#### [TASK DESCRIPTION]
Below are some records; repeat them all exactly, minus the pictures.
[start of RECORDS FOR THE TASK]
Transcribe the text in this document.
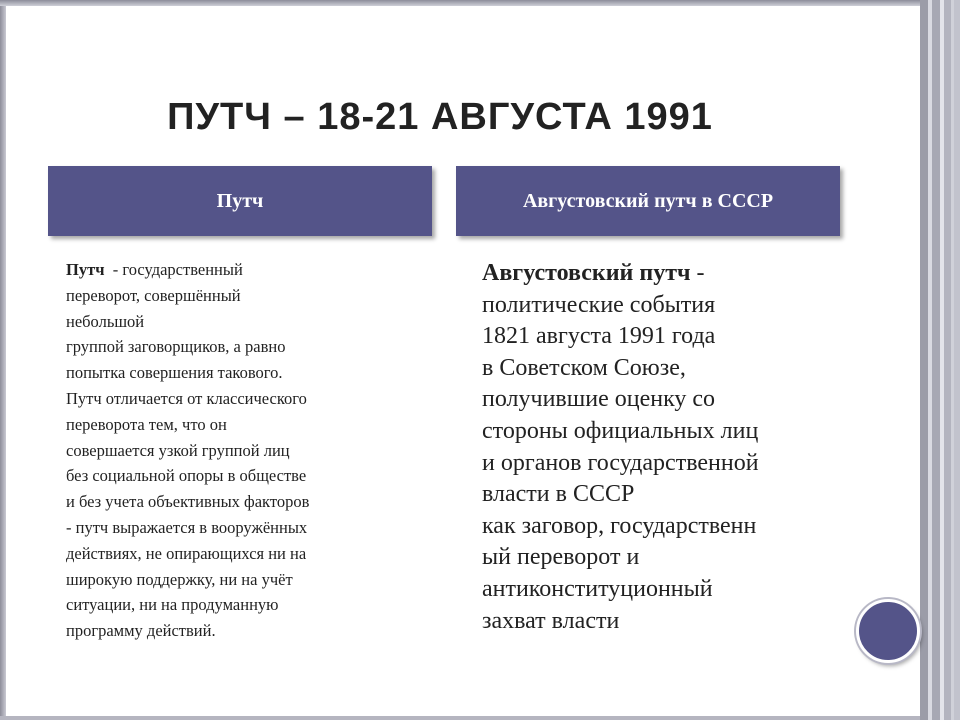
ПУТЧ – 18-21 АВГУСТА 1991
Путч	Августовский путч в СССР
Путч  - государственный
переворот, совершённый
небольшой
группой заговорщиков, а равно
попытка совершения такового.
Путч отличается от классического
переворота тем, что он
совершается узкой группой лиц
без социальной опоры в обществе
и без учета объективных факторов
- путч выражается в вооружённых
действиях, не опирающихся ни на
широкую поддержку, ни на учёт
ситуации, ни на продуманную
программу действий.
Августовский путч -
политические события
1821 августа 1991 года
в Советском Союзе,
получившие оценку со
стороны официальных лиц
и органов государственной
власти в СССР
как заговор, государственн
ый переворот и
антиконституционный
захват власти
[end of RECORDS FOR THE TASK]
#### [TASK RESULT]
Transcribe the text in this document.
ПУТЧ – 18-21 АВГУСТА 1991
Путч	Августовский путч в СССР
Путч  - государственный
переворот, совершённый
небольшой
группой заговорщиков, а равно
попытка совершения такового.
Путч отличается от классического
переворота тем, что он
совершается узкой группой лиц
без социальной опоры в обществе
и без учета объективных факторов
- путч выражается в вооружённых
действиях, не опирающихся ни на
широкую поддержку, ни на учёт
ситуации, ни на продуманную
программу действий.
Августовский путч -
политические события
1821 августа 1991 года
в Советском Союзе,
получившие оценку со
стороны официальных лиц
и органов государственной
власти в СССР
как заговор, государственн
ый переворот и
антиконституционный
захват власти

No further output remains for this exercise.